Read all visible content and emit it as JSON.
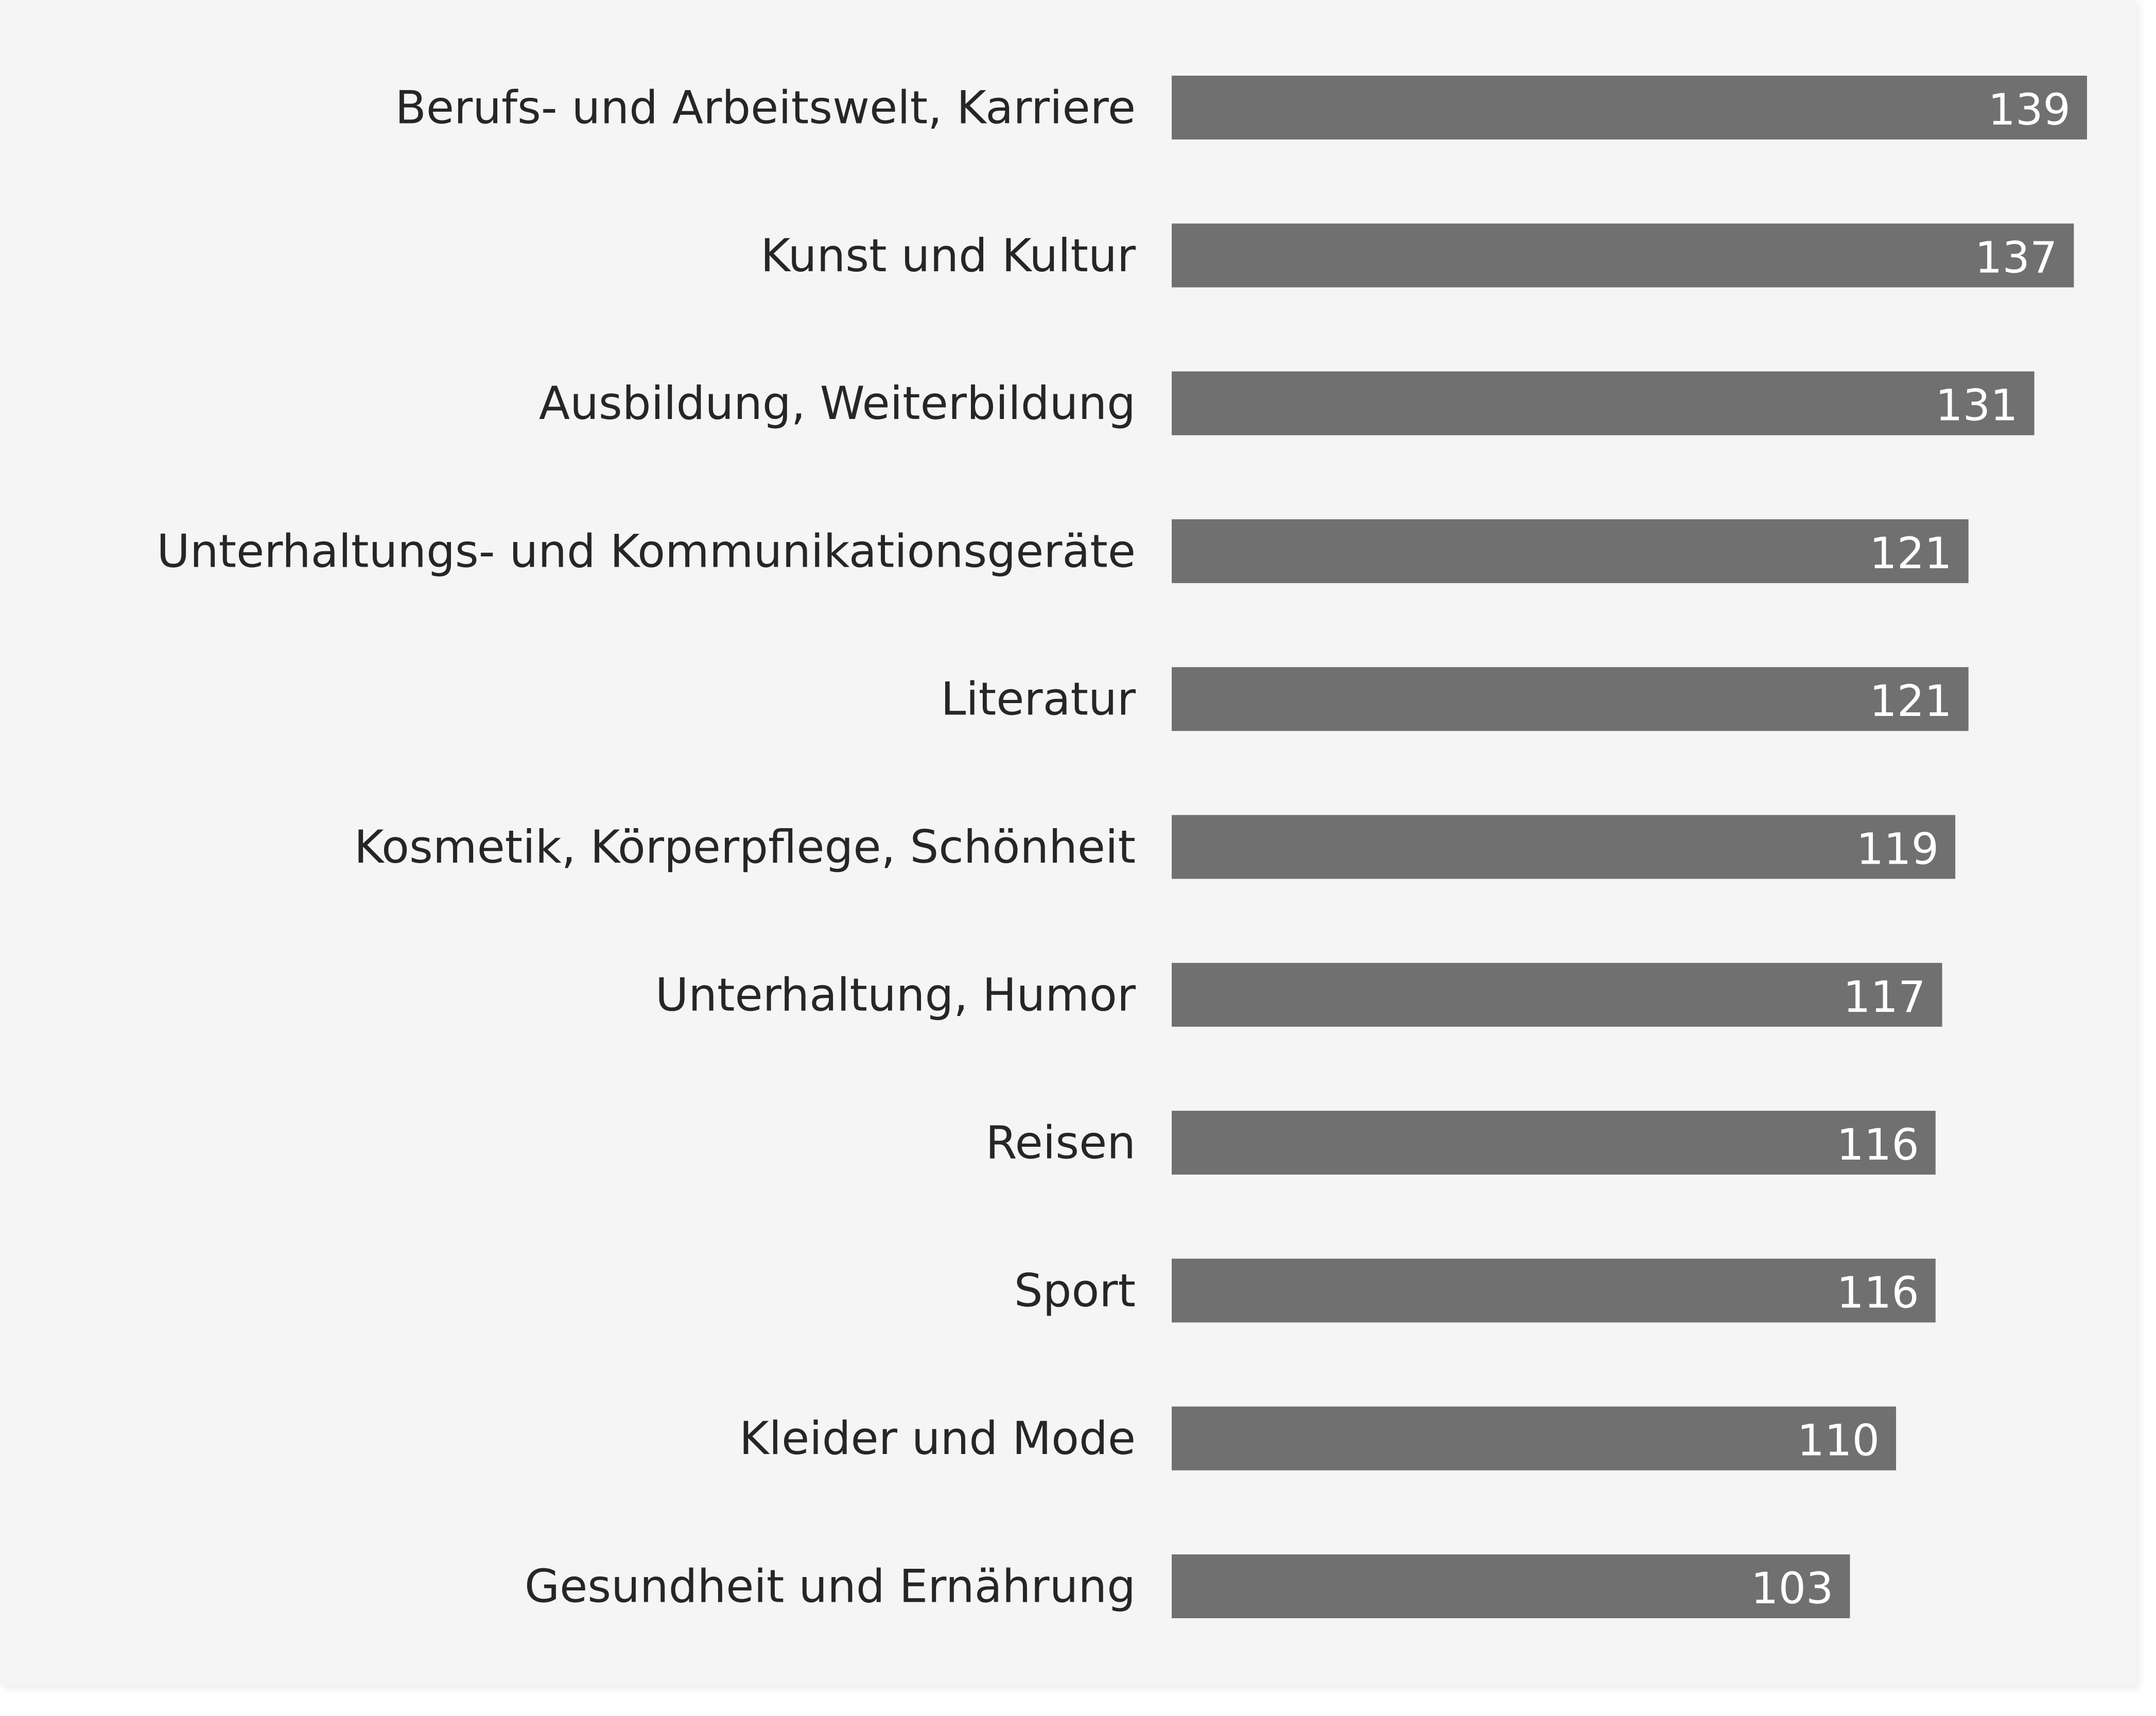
{
  "chart_data": {
    "type": "bar",
    "orientation": "horizontal",
    "categories": [
      "Berufs- und Arbeitswelt, Karriere",
      "Kunst und Kultur",
      "Ausbildung, Weiterbildung",
      "Unterhaltungs- und Kommunikationsgeräte",
      "Literatur",
      "Kosmetik, Körperpflege, Schönheit",
      "Unterhaltung, Humor",
      "Reisen",
      "Sport",
      "Kleider und Mode",
      "Gesundheit und Ernährung"
    ],
    "values": [
      139,
      137,
      131,
      121,
      121,
      119,
      117,
      116,
      116,
      110,
      103
    ],
    "data_labels": [
      "139",
      "137",
      "131",
      "121",
      "121",
      "119",
      "117",
      "116",
      "116",
      "110",
      "103"
    ],
    "title": "",
    "xlabel": "",
    "ylabel": "",
    "xlim": [
      0,
      139
    ],
    "grid": false,
    "legend": "none",
    "colors": {
      "bar": "#707070",
      "value_label": "#ffffff",
      "category_label": "#262626",
      "background": "#f5f5f5"
    }
  }
}
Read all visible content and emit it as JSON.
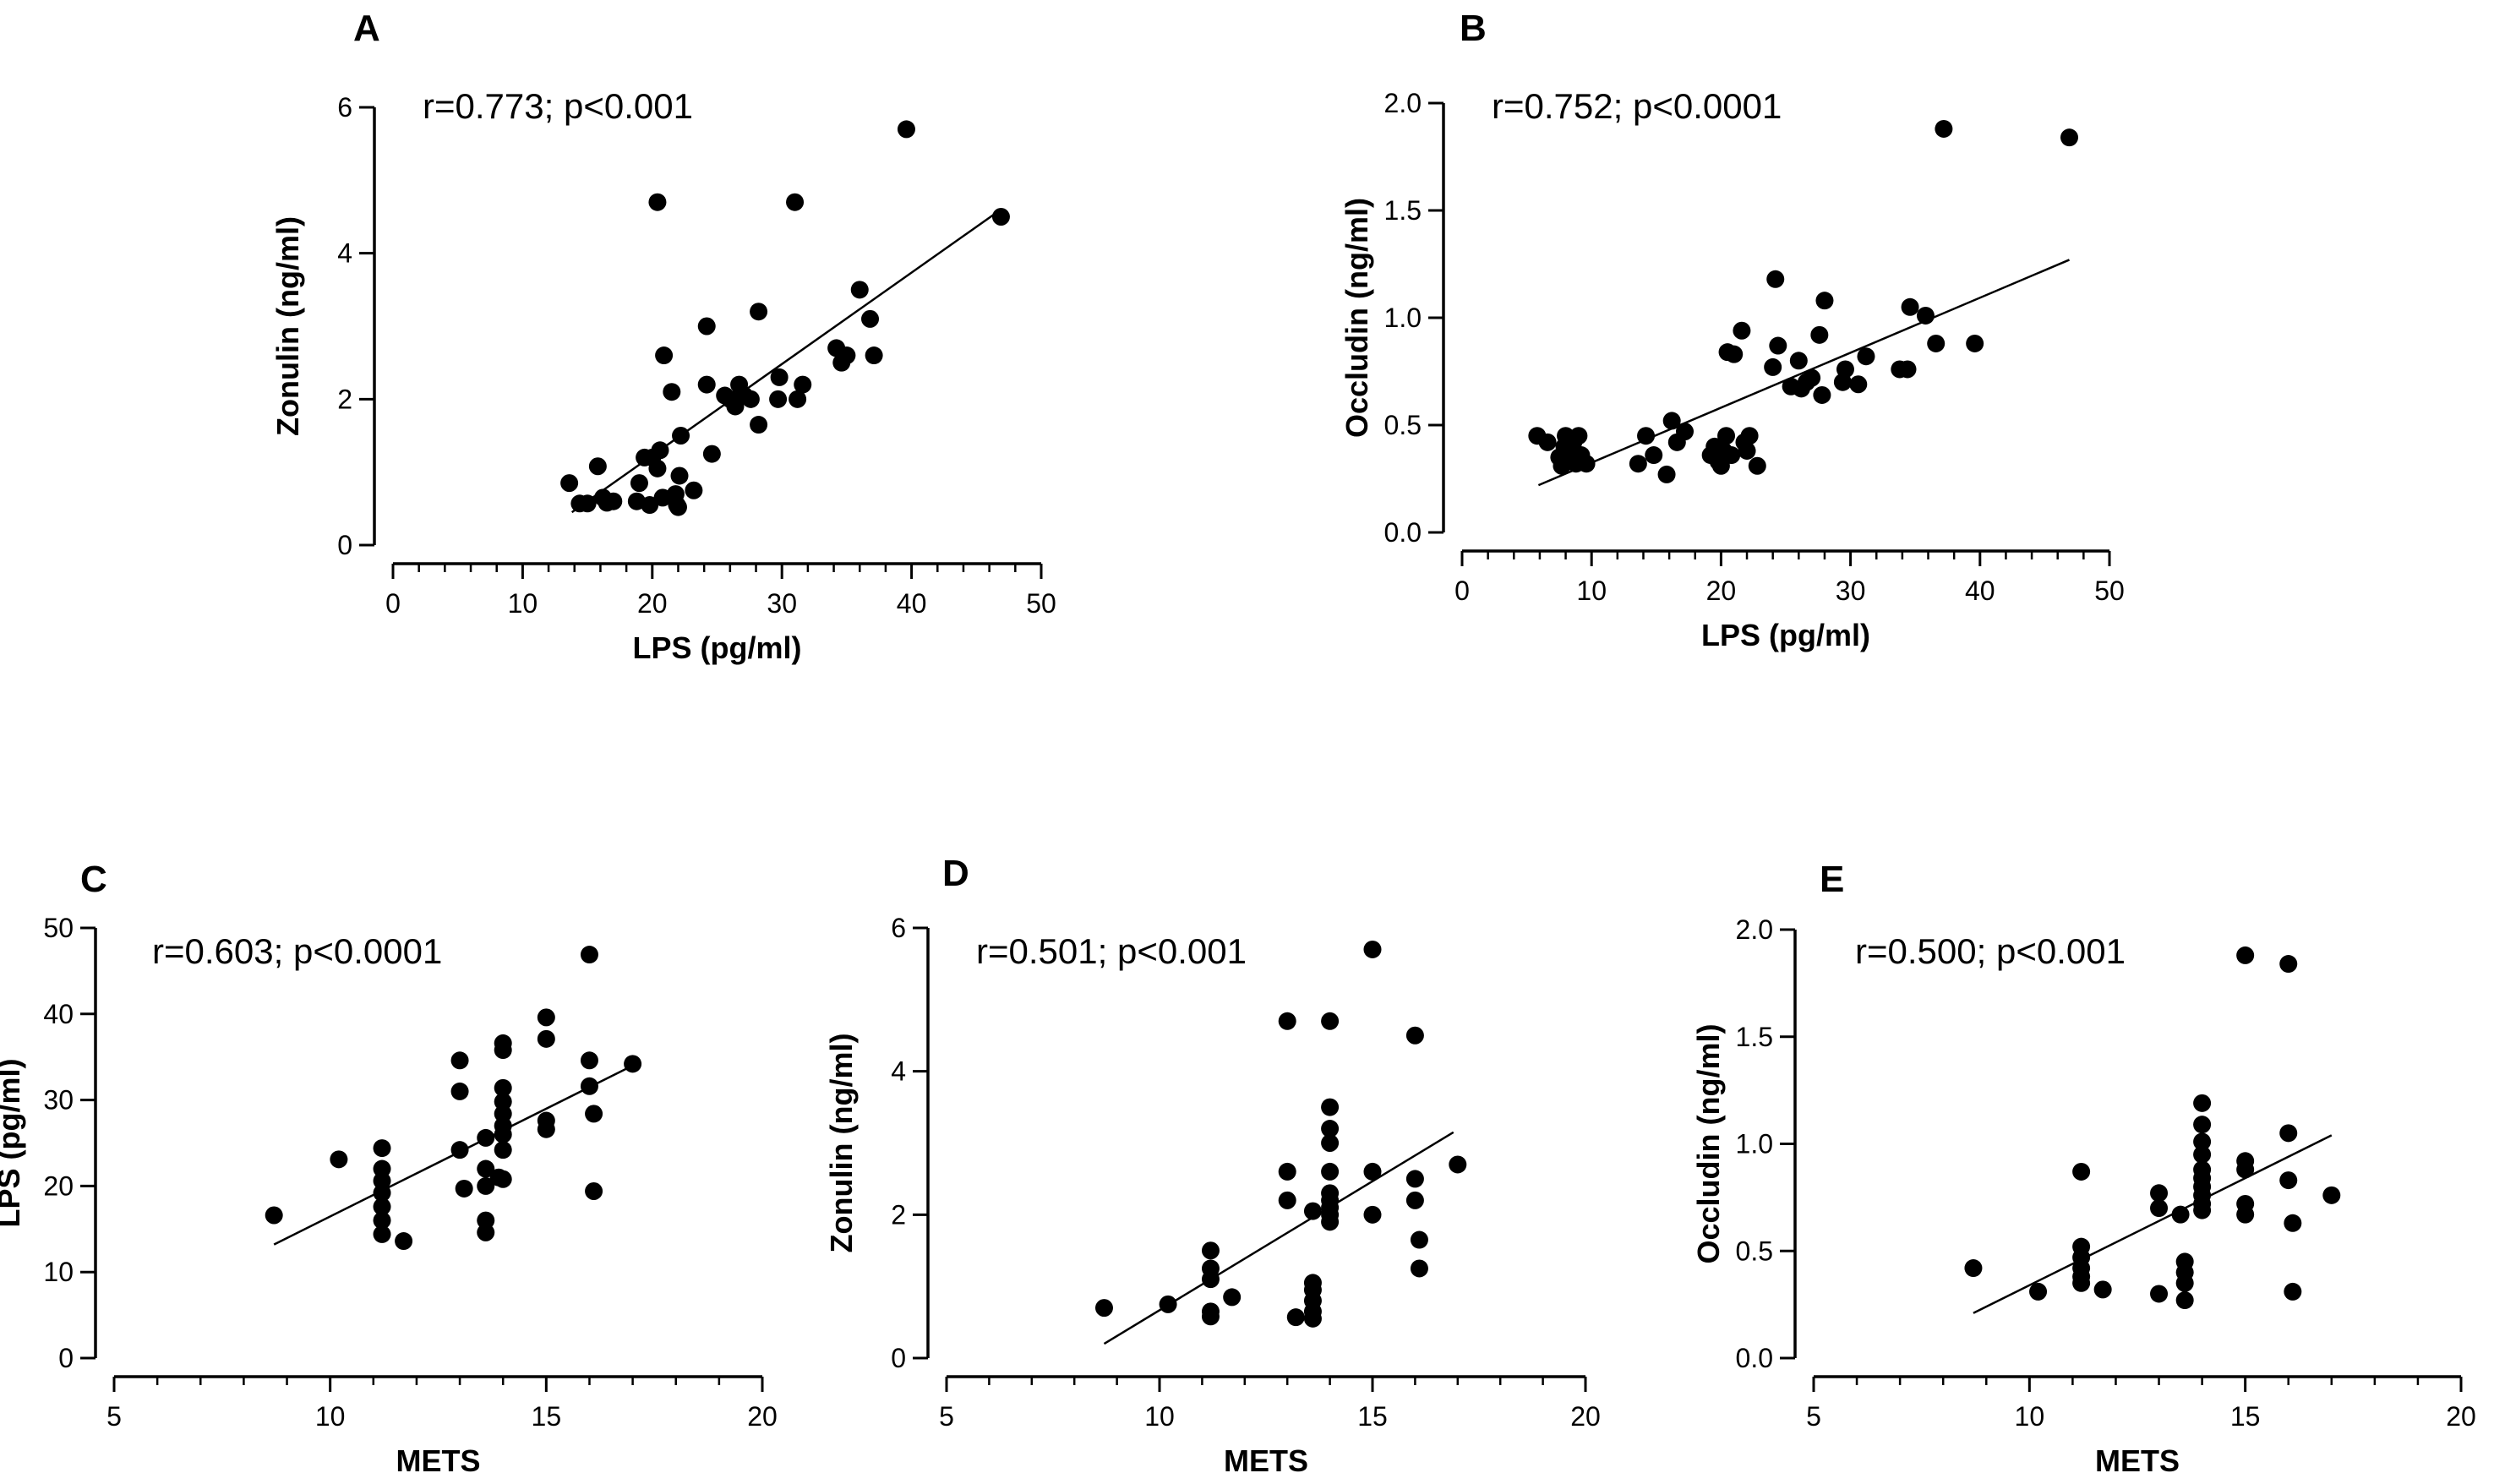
================
#### Goal
Exclude every picture and copy the remaining data exactly.

#### Answer to this task
Read all visible content and emit it as JSON.
{
  "chart_data": {
    "type": "bar",
    "orientation": "horizontal",
    "categories": [
      "Berufs- und Arbeitswelt, Karriere",
      "Kunst und Kultur",
      "Ausbildung, Weiterbildung",
      "Unterhaltungs- und Kommunikationsgeräte",
      "Literatur",
      "Kosmetik, Körperpflege, Schönheit",
      "Unterhaltung, Humor",
      "Reisen",
      "Sport",
      "Kleider und Mode",
      "Gesundheit und Ernährung"
    ],
    "values": [
      139,
      137,
      131,
      121,
      121,
      119,
      117,
      116,
      116,
      110,
      103
    ],
    "data_labels": [
      "139",
      "137",
      "131",
      "121",
      "121",
      "119",
      "117",
      "116",
      "116",
      "110",
      "103"
    ],
    "title": "",
    "xlabel": "",
    "ylabel": "",
    "xlim": [
      0,
      139
    ],
    "grid": false,
    "legend": "none",
    "colors": {
      "bar": "#707070",
      "value_label": "#ffffff",
      "category_label": "#262626",
      "background": "#f5f5f5"
    }
  }
}
Read all visible content and emit it as JSON.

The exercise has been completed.